### PROBLEM
In the data, extract each line that holds the string "symbol".

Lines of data
## BEGIN

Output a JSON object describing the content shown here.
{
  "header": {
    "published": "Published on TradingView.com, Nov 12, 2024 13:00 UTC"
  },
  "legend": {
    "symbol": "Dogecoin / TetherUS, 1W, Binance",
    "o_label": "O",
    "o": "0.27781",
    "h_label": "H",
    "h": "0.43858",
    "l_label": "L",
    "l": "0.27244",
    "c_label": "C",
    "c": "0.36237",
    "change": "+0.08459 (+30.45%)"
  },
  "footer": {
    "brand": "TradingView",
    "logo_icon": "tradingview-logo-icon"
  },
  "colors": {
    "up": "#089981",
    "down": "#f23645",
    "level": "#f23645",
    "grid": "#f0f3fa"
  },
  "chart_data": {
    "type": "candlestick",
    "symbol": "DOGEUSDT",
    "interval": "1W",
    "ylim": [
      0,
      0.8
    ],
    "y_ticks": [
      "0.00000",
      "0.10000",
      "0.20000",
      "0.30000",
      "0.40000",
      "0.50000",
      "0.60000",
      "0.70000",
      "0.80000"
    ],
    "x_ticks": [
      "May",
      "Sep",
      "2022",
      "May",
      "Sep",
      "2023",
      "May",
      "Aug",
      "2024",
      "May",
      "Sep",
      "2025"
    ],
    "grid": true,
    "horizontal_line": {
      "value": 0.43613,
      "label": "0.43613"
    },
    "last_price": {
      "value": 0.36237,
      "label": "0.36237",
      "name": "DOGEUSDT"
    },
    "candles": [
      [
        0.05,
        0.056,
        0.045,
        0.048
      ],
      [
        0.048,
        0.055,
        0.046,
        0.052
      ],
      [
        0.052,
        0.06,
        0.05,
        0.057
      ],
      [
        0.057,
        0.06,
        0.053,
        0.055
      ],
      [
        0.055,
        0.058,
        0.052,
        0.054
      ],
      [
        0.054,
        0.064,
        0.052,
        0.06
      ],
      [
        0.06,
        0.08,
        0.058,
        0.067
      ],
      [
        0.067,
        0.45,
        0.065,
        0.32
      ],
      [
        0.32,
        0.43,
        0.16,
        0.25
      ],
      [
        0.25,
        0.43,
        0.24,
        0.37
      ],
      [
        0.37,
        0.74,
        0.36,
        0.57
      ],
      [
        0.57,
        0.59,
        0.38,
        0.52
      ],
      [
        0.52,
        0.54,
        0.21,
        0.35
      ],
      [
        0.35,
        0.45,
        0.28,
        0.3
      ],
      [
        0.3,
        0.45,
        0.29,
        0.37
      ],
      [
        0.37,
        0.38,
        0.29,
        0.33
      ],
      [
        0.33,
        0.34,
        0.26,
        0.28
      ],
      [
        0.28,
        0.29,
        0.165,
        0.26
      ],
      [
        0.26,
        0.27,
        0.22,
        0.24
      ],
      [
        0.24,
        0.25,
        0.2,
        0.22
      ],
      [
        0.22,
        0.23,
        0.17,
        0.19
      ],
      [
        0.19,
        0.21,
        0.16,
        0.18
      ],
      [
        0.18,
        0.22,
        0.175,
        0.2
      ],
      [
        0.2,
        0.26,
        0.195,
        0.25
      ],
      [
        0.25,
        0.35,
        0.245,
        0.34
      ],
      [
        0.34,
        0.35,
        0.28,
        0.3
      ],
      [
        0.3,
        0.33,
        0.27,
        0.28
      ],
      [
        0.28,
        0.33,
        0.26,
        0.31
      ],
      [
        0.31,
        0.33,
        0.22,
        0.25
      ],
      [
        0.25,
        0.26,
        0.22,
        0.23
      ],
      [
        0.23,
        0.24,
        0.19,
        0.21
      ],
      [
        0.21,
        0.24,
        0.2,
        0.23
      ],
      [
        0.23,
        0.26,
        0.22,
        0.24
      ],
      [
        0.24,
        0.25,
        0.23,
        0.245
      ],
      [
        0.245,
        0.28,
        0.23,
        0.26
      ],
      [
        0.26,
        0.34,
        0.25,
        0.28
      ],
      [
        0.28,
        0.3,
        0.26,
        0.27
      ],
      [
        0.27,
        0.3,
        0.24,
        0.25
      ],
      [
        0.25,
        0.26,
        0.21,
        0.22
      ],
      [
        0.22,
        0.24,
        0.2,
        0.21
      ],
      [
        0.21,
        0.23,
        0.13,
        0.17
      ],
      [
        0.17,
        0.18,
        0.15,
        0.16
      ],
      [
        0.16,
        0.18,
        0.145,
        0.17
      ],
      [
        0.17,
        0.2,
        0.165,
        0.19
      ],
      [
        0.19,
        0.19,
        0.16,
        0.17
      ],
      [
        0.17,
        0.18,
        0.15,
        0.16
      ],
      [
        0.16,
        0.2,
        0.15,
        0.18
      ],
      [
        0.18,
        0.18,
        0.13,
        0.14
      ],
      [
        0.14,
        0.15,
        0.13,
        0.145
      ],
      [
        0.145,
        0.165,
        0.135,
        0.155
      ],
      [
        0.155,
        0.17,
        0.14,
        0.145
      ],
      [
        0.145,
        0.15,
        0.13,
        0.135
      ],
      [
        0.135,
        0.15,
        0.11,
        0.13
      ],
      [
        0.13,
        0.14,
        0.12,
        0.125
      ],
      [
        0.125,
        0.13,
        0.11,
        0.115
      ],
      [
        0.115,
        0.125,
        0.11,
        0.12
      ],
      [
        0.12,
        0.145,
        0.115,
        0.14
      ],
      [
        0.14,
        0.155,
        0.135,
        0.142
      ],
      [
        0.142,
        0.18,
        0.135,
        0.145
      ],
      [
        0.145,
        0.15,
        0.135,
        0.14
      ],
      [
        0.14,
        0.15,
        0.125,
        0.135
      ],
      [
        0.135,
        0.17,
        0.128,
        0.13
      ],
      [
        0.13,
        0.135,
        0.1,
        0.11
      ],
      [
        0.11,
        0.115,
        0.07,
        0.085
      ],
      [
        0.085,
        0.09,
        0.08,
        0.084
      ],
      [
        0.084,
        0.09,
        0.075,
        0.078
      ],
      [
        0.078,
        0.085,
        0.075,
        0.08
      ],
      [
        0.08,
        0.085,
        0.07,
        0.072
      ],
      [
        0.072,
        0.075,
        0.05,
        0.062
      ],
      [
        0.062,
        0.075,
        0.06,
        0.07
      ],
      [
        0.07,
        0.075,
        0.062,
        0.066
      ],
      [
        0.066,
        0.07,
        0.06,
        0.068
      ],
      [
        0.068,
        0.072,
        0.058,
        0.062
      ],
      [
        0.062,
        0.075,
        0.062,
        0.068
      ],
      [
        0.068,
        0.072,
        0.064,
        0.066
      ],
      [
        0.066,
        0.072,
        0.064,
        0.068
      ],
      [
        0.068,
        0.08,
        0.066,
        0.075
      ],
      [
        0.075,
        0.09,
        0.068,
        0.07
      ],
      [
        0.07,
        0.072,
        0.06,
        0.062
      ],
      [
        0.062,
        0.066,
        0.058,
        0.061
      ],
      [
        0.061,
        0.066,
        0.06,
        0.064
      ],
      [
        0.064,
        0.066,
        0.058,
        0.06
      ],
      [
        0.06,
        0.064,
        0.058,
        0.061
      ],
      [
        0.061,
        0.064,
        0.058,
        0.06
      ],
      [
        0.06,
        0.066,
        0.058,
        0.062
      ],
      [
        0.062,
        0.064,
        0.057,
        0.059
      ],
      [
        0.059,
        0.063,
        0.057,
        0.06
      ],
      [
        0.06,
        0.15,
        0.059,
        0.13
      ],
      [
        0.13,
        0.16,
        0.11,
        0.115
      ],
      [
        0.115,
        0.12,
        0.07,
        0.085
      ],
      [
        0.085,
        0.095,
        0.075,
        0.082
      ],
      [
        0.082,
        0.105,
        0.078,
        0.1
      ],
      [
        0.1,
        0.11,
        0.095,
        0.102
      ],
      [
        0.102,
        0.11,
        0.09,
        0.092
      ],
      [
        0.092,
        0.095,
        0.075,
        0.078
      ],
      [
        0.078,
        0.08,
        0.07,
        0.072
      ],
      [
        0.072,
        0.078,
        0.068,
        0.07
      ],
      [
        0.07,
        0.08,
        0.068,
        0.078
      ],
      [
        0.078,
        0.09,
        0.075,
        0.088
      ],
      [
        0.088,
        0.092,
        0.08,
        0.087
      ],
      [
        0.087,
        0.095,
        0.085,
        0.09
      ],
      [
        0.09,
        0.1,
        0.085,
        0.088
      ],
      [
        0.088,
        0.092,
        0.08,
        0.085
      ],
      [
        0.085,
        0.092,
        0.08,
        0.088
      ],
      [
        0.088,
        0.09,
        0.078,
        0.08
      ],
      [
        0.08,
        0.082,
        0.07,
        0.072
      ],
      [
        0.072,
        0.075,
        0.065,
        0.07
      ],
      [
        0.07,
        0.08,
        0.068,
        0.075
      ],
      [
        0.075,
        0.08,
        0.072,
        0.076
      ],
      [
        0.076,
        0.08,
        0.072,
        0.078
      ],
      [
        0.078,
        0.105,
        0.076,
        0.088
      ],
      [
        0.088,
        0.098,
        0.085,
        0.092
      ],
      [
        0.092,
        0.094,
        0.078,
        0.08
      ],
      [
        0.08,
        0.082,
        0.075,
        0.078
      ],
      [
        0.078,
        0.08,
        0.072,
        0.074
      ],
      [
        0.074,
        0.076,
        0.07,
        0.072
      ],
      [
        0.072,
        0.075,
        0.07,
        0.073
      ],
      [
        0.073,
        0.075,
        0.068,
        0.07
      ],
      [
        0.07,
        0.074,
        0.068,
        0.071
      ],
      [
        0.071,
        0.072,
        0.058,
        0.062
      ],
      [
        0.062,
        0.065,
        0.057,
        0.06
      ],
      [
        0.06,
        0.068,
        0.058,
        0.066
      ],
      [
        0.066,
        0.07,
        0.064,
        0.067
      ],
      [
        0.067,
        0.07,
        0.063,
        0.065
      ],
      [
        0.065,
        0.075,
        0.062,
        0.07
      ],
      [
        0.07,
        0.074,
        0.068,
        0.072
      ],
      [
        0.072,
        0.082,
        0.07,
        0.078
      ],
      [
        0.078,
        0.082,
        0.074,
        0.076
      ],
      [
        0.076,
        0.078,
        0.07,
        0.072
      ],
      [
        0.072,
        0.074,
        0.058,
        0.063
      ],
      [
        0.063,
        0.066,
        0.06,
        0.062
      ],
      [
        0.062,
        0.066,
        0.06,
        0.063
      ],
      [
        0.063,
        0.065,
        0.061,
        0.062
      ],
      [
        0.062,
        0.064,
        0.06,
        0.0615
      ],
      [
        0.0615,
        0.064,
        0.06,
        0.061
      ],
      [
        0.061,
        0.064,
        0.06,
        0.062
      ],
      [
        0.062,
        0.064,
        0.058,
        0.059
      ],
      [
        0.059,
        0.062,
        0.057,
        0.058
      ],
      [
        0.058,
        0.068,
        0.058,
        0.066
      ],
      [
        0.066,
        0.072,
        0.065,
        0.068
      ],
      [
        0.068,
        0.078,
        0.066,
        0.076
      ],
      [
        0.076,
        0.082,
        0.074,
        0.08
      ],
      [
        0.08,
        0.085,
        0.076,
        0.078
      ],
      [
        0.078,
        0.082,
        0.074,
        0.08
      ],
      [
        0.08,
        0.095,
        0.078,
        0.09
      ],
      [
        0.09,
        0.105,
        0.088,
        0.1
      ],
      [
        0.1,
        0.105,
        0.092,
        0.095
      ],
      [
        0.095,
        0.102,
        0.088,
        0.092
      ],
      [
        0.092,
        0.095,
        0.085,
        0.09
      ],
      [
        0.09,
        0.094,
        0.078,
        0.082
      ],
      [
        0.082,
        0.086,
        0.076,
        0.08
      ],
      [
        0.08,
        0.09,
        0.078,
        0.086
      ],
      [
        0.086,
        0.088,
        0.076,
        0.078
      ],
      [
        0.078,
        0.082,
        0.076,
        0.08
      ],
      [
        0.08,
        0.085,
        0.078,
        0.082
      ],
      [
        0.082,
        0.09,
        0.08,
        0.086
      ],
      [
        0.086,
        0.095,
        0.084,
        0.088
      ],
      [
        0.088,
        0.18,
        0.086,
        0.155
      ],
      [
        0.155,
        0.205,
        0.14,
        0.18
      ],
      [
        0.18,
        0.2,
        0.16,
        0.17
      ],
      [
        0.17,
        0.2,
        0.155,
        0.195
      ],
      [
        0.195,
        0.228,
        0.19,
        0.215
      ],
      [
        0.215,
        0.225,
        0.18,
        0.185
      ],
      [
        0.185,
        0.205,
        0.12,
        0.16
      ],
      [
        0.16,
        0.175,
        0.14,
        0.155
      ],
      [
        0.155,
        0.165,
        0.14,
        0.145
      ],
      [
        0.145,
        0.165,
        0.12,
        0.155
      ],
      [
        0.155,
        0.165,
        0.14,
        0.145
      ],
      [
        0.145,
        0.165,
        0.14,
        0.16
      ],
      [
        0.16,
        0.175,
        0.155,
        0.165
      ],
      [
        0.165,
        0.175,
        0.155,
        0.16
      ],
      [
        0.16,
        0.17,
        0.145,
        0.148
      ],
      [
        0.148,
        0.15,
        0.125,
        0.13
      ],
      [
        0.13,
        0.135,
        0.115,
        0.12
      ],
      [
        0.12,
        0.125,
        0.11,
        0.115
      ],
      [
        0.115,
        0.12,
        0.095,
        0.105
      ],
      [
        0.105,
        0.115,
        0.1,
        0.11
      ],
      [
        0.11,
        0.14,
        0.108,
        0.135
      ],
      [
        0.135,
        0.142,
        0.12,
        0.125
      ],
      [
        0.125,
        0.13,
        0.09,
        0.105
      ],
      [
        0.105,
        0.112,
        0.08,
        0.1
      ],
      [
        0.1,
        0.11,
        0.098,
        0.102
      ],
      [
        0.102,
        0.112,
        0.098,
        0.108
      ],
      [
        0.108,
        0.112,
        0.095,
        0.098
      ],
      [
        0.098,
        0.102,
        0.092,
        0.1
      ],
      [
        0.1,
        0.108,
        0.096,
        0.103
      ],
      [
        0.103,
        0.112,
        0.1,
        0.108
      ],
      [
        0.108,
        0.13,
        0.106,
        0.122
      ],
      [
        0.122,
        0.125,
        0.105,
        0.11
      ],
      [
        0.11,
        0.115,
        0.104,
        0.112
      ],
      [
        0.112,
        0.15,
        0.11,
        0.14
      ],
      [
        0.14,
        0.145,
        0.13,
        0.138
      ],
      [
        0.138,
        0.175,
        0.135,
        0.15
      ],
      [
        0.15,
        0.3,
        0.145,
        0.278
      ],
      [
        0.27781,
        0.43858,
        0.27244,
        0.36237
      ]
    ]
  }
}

## END

### OUTPUT BELOW
    "symbol": "Dogecoin / TetherUS, 1W, Binance",
    "symbol": "DOGEUSDT",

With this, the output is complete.